* **Task requirements**
(a) Quote the stretch of the Electorate of Baden passage from "The Electorate of" through "became Grand Duke.".
(b) Answer these questions from the Electorate of Baden passage:
(i) Who gave Charles Frederick the office of Prince-elector in 1803?
(ii) In what year did the French Revolution begin?
(iii) In 1796, what territories did the Margrave have to cede, and to whom?

* **Text passage**
---+---

The Electorate of Baden was a State of the Holy Roman Empire from 1803 to 1806.  In 1803, Napoleon bestowed the office of Prince-elector to Charles Frederick, but in 1806, Francis II dissolved the Empire. Baden then achieved sovereignty, and Charles Frederick became Grand Duke.

History

The French Revolution began in 1789, and at its onset the Margraviate of Baden was united under Charles Frederick, but it did not form a compact territory. Its total area was only about , consisting of a number of isolated districts lying on either bank of the upper Rhine. Charles Frederick endeavored to acquire the intervening stretches of land, so as to give territorial unity to his country. His opportunity to do so came during the French Revolutionary Wars. When war broke out between the French First Republic and the Holy Roman Empire in 1792, the Margraviate of Baden fought for the House of Habsburg. However, their country was devastated as a result, and in 1796 the Margrave was compelled to pay an indemnity and to cede his territories on the left bank of the Rhine to the French First Republic.

---+---

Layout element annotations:
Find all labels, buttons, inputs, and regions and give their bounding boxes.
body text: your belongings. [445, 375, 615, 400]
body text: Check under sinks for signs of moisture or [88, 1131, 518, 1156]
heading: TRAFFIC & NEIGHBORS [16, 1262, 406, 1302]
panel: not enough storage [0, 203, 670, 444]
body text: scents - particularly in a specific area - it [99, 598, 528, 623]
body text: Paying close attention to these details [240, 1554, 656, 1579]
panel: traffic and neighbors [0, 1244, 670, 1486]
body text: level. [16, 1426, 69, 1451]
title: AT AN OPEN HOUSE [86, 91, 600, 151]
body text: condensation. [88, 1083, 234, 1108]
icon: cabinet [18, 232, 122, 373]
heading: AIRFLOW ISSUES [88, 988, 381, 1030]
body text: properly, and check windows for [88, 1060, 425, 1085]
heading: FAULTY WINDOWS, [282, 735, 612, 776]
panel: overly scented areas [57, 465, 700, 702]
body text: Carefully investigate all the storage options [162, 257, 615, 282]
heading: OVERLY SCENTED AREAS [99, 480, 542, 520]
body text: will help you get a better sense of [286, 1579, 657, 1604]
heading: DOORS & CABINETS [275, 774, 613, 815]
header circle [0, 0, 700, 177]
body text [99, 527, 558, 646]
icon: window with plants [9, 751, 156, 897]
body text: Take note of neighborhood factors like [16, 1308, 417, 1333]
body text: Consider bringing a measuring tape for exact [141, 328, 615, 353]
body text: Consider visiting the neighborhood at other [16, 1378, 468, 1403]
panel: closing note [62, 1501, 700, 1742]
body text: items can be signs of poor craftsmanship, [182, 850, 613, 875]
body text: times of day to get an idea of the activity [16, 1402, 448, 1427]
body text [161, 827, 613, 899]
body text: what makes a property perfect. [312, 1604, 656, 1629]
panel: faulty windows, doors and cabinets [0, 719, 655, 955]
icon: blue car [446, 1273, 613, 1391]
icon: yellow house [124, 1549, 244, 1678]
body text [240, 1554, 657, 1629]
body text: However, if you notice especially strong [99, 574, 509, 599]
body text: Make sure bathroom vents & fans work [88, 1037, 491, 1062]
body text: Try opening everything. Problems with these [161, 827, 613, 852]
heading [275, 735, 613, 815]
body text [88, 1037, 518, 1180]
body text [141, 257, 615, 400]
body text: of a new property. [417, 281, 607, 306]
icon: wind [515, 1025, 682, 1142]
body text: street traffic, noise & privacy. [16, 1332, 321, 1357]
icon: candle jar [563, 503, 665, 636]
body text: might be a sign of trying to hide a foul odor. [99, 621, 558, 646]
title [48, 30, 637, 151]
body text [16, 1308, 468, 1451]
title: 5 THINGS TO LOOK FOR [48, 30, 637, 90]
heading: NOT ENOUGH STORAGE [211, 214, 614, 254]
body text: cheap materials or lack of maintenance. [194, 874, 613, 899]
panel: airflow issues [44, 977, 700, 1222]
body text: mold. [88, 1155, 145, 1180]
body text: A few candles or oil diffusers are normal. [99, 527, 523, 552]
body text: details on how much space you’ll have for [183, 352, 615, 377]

---+---

* **Task responses**
(a)
The Electorate of Baden was a State of the Holy Roman Empire from 1803 to 1806.  In 1803, Napoleon bestowed the office of Prince-elector to Charles Frederick, but in 1806, Francis II dissolved the Empire. Baden then achieved sovereignty, and Charles Frederick became Grand Duke.

(b)
(i) Napoleon
(ii) 1789
(iii) His territories on the left bank of the Rhine, to the French First Republic